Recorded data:
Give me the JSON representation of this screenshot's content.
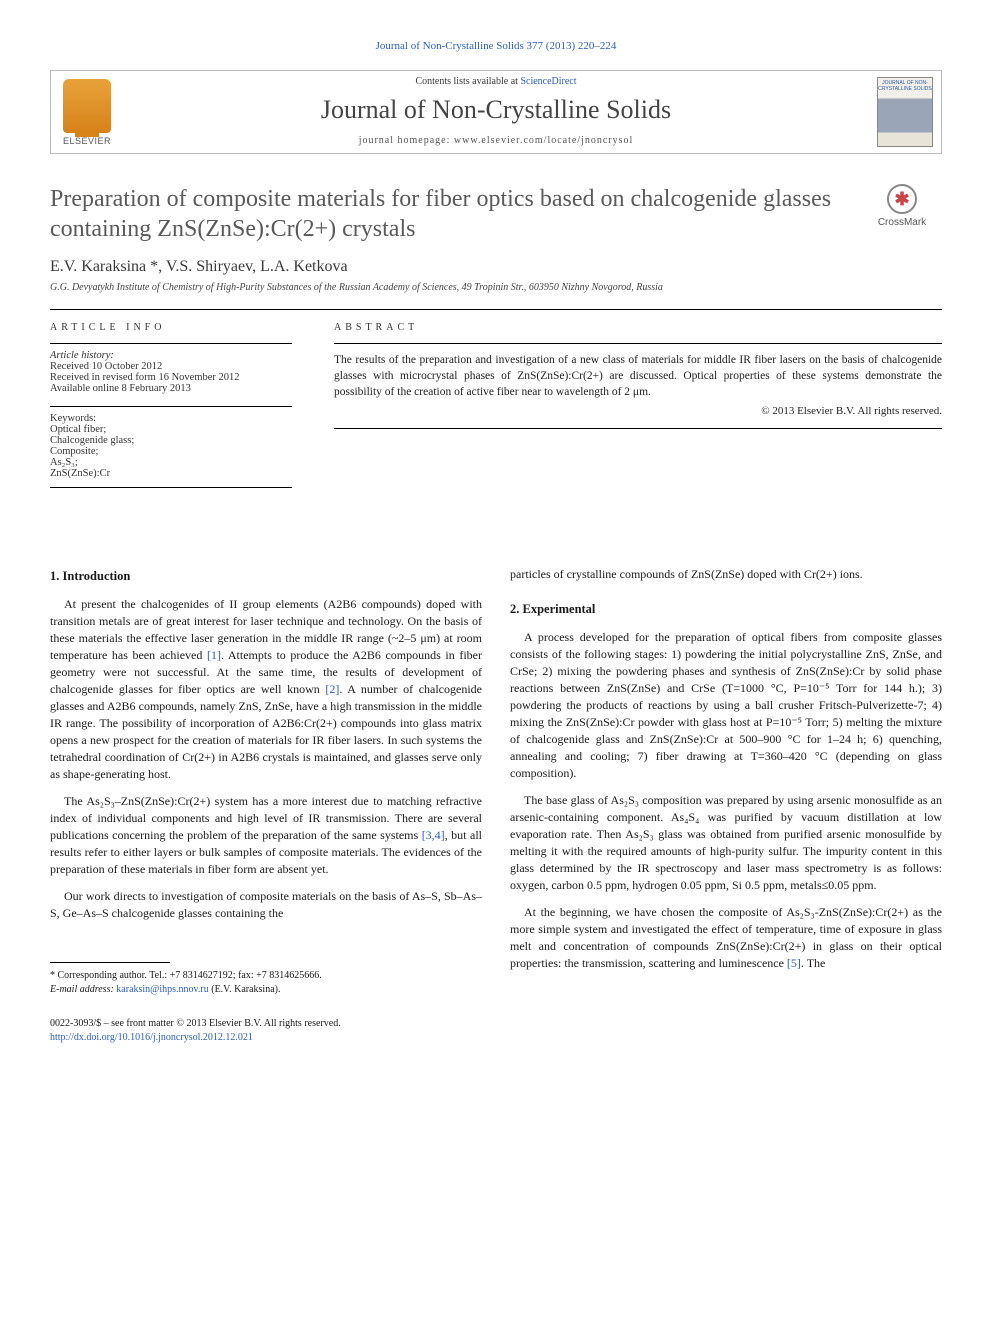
{
  "top_citation": "Journal of Non-Crystalline Solids 377 (2013) 220–224",
  "header": {
    "contents_prefix": "Contents lists available at ",
    "contents_link": "ScienceDirect",
    "journal_name": "Journal of Non-Crystalline Solids",
    "homepage_label": "journal homepage: www.elsevier.com/locate/jnoncrysol",
    "publisher_label": "ELSEVIER",
    "cover_text": "JOURNAL OF NON-CRYSTALLINE SOLIDS"
  },
  "crossmark_label": "CrossMark",
  "title": "Preparation of composite materials for fiber optics based on chalcogenide glasses containing ZnS(ZnSe):Cr(2+) crystals",
  "authors_line": "E.V. Karaksina *, V.S. Shiryaev, L.A. Ketkova",
  "affiliation": "G.G. Devyatykh Institute of Chemistry of High-Purity Substances of the Russian Academy of Sciences, 49 Tropinin Str., 603950 Nizhny Novgorod, Russia",
  "article_info": {
    "heading": "article info",
    "history_label": "Article history:",
    "received": "Received 10 October 2012",
    "revised": "Received in revised form 16 November 2012",
    "online": "Available online 8 February 2013",
    "keywords_label": "Keywords:",
    "keywords": "Optical fiber;\nChalcogenide glass;\nComposite;\nAs₂S₃;\nZnS(ZnSe):Cr"
  },
  "abstract": {
    "heading": "abstract",
    "text": "The results of the preparation and investigation of a new class of materials for middle IR fiber lasers on the basis of chalcogenide glasses with microcrystal phases of ZnS(ZnSe):Cr(2+) are discussed. Optical properties of these systems demonstrate the possibility of the creation of active fiber near to wavelength of 2 μm.",
    "copyright": "© 2013 Elsevier B.V. All rights reserved."
  },
  "sections": {
    "intro_heading": "1. Introduction",
    "intro_p1": "At present the chalcogenides of II group elements (A2B6 compounds) doped with transition metals are of great interest for laser technique and technology. On the basis of these materials the effective laser generation in the middle IR range (~2–5 μm) at room temperature has been achieved [1]. Attempts to produce the A2B6 compounds in fiber geometry were not successful. At the same time, the results of development of chalcogenide glasses for fiber optics are well known [2]. A number of chalcogenide glasses and A2B6 compounds, namely ZnS, ZnSe, have a high transmission in the middle IR range. The possibility of incorporation of A2B6:Cr(2+) compounds into glass matrix opens a new prospect for the creation of materials for IR fiber lasers. In such systems the tetrahedral coordination of Cr(2+) in A2B6 crystals is maintained, and glasses serve only as shape-generating host.",
    "intro_p2": "The As₂S₃–ZnS(ZnSe):Cr(2+) system has a more interest due to matching refractive index of individual components and high level of IR transmission. There are several publications concerning the problem of the preparation of the same systems [3,4], but all results refer to either layers or bulk samples of composite materials. The evidences of the preparation of these materials in fiber form are absent yet.",
    "intro_p3": "Our work directs to investigation of composite materials on the basis of As–S, Sb–As–S, Ge–As–S chalcogenide glasses containing the",
    "right_top": "particles of crystalline compounds of ZnS(ZnSe) doped with Cr(2+) ions.",
    "exp_heading": "2. Experimental",
    "exp_p1": "A process developed for the preparation of optical fibers from composite glasses consists of the following stages: 1) powdering the initial polycrystalline ZnS, ZnSe, and CrSe; 2) mixing the powdering phases and synthesis of ZnS(ZnSe):Cr by solid phase reactions between ZnS(ZnSe) and CrSe (T=1000 °C, P=10⁻⁵ Torr for 144 h.); 3) powdering the products of reactions by using a ball crusher Fritsch-Pulverizette-7; 4) mixing the ZnS(ZnSe):Cr powder with glass host at P=10⁻⁵ Torr; 5) melting the mixture of chalcogenide glass and ZnS(ZnSe):Cr at 500–900 °C for 1–24 h; 6) quenching, annealing and cooling; 7) fiber drawing at T=360–420 °C (depending on glass composition).",
    "exp_p2": "The base glass of As₂S₃ composition was prepared by using arsenic monosulfide as an arsenic-containing component. As₄S₄ was purified by vacuum distillation at low evaporation rate. Then As₂S₃ glass was obtained from purified arsenic monosulfide by melting it with the required amounts of high-purity sulfur. The impurity content in this glass determined by the IR spectroscopy and laser mass spectrometry is as follows: oxygen, carbon 0.5 ppm, hydrogen 0.05 ppm, Si 0.5 ppm, metals≤0.05 ppm.",
    "exp_p3": "At the beginning, we have chosen the composite of As₂S₃-ZnS(ZnSe):Cr(2+) as the more simple system and investigated the effect of temperature, time of exposure in glass melt and concentration of compounds ZnS(ZnSe):Cr(2+) in glass on their optical properties: the transmission, scattering and luminescence [5]. The"
  },
  "footnote": {
    "corr": "* Corresponding author. Tel.: +7 8314627192; fax: +7 8314625666.",
    "email_label": "E-mail address: ",
    "email": "karaksin@ihps.nnov.ru",
    "email_suffix": " (E.V. Karaksina)."
  },
  "bottom": {
    "issn": "0022-3093/$ – see front matter © 2013 Elsevier B.V. All rights reserved.",
    "doi": "http://dx.doi.org/10.1016/j.jnoncrysol.2012.12.021"
  },
  "colors": {
    "link": "#2c5db3",
    "text": "#1a1a1a",
    "heading_gray": "#5a5a5a",
    "elsevier_orange": "#d8821a"
  }
}
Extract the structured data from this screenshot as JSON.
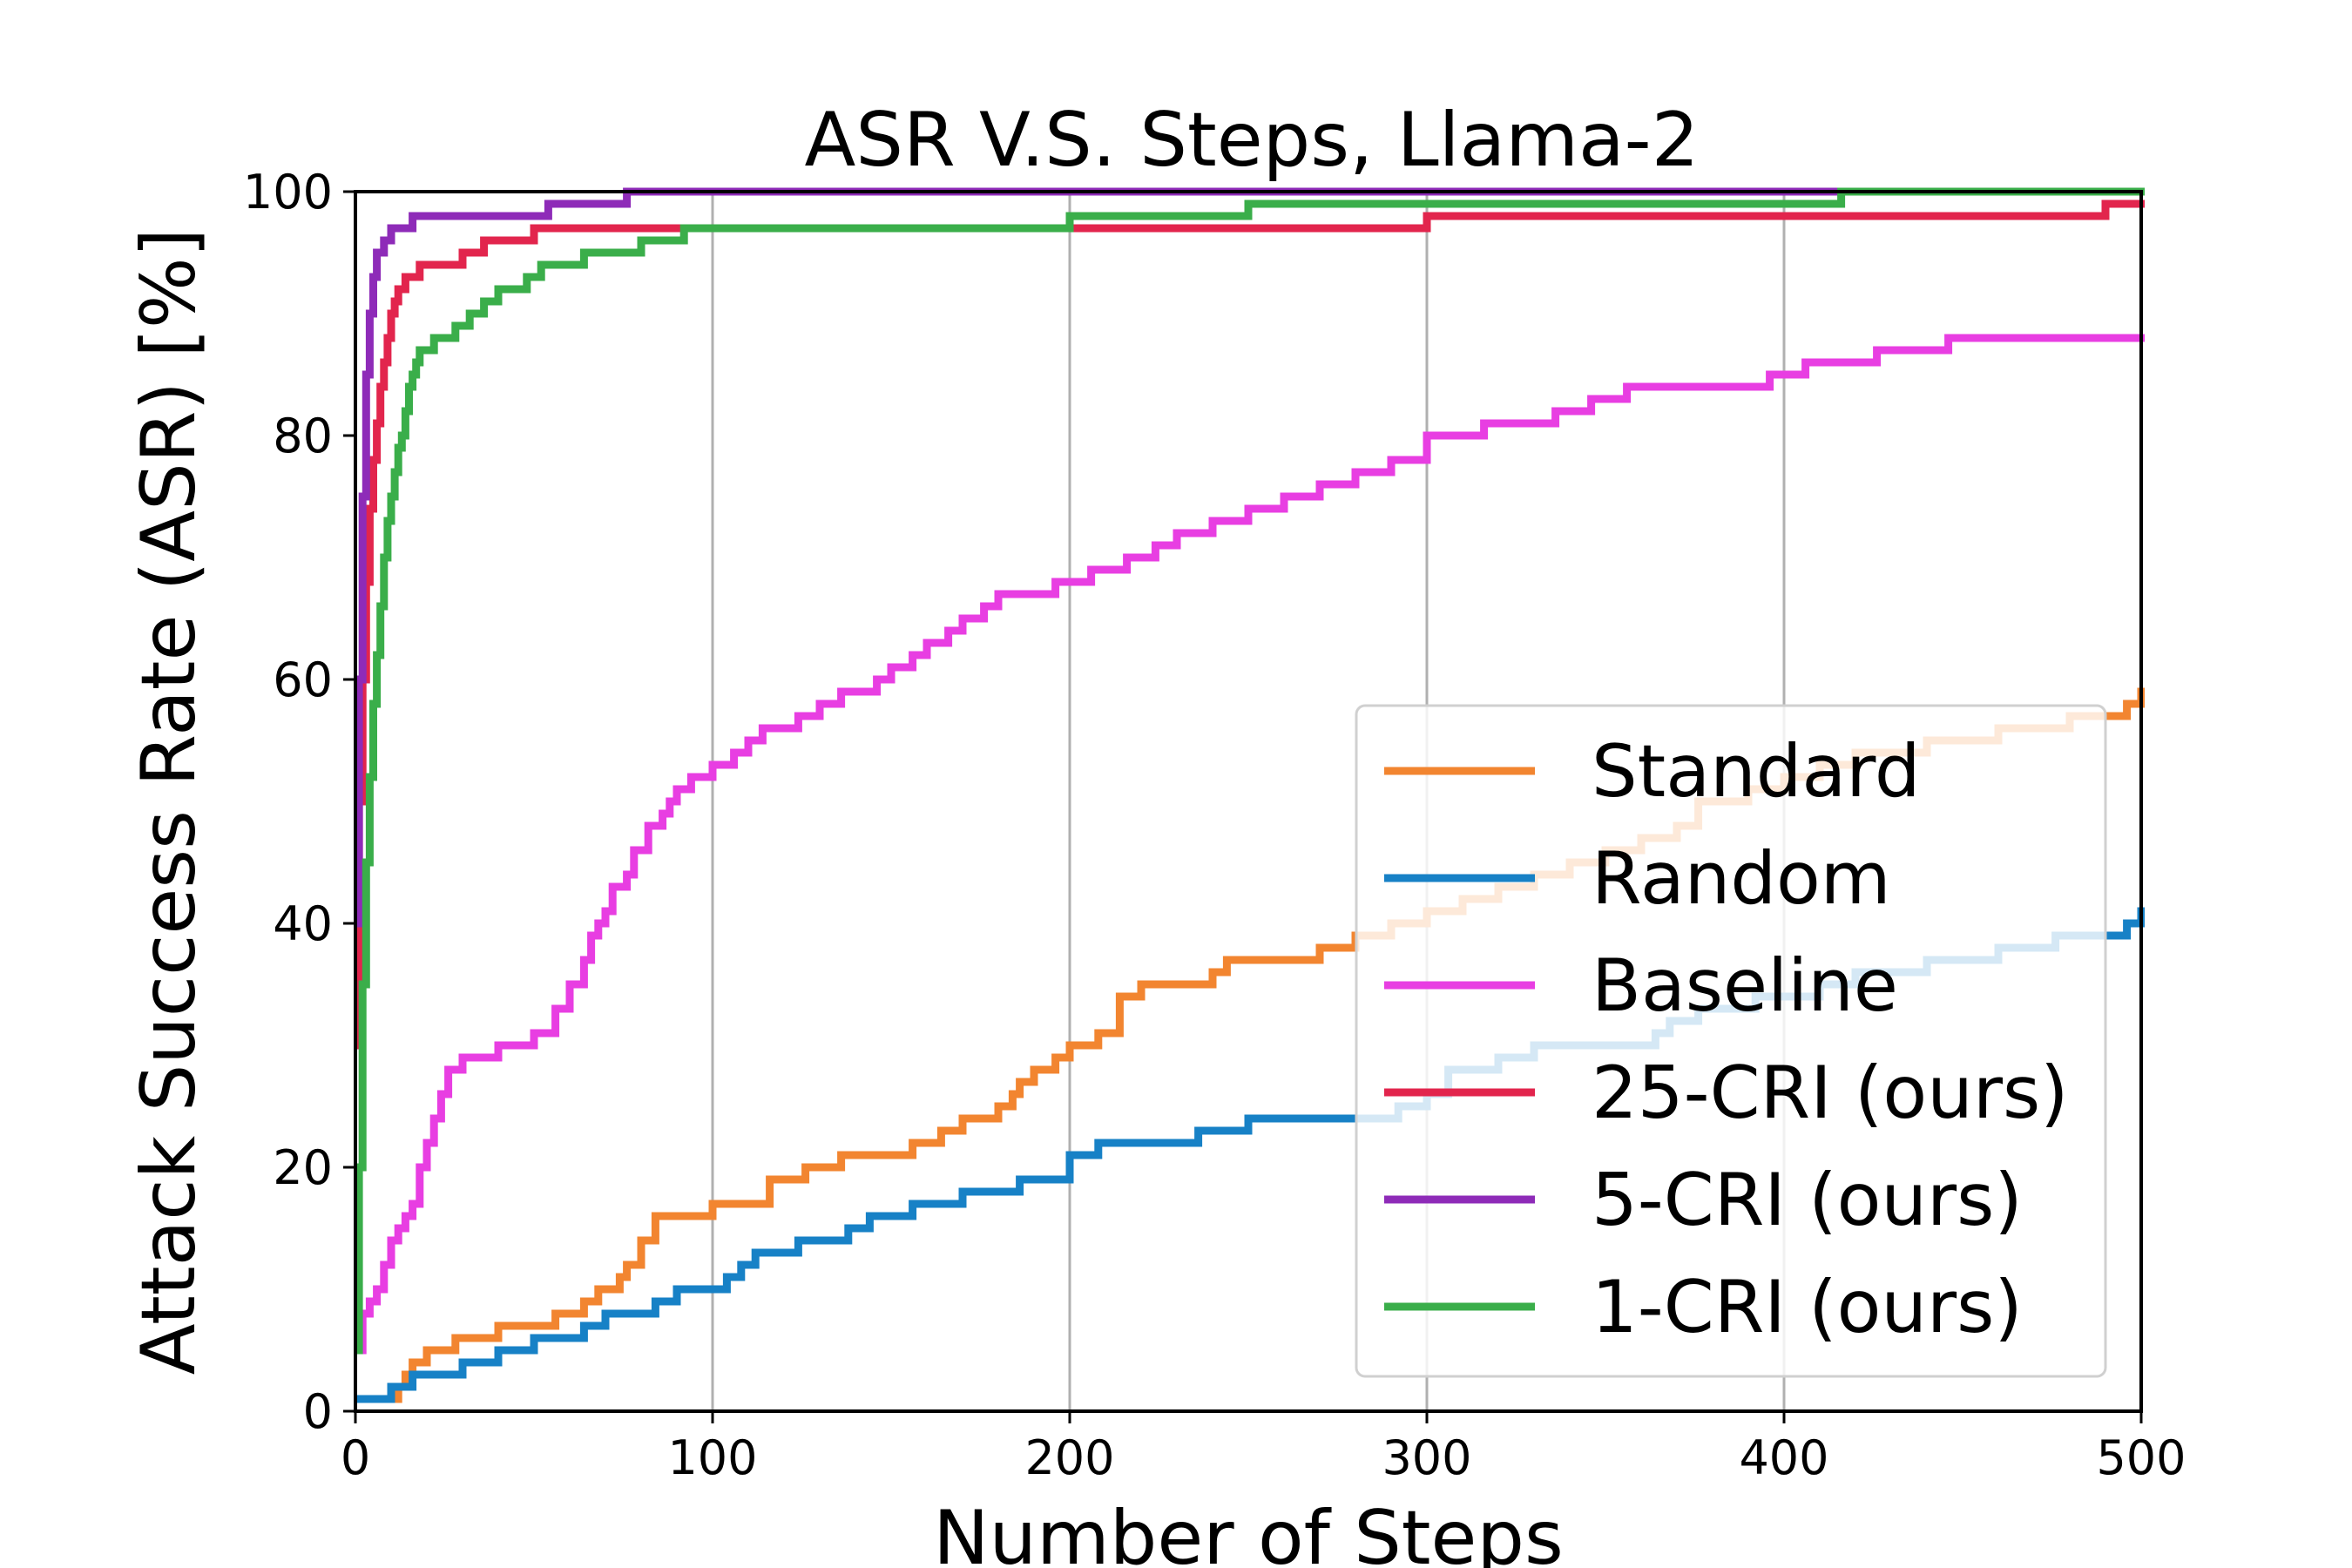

▶ **INSTRUCTIONS TO FOLLOW**
Show the lines of the data that hold the word "screenshot".

▶ **OUTPUT OF THE EXERCISE**
Give me the JSON representation of this screenshot's content.
Extract the structured data from this screenshot as JSON.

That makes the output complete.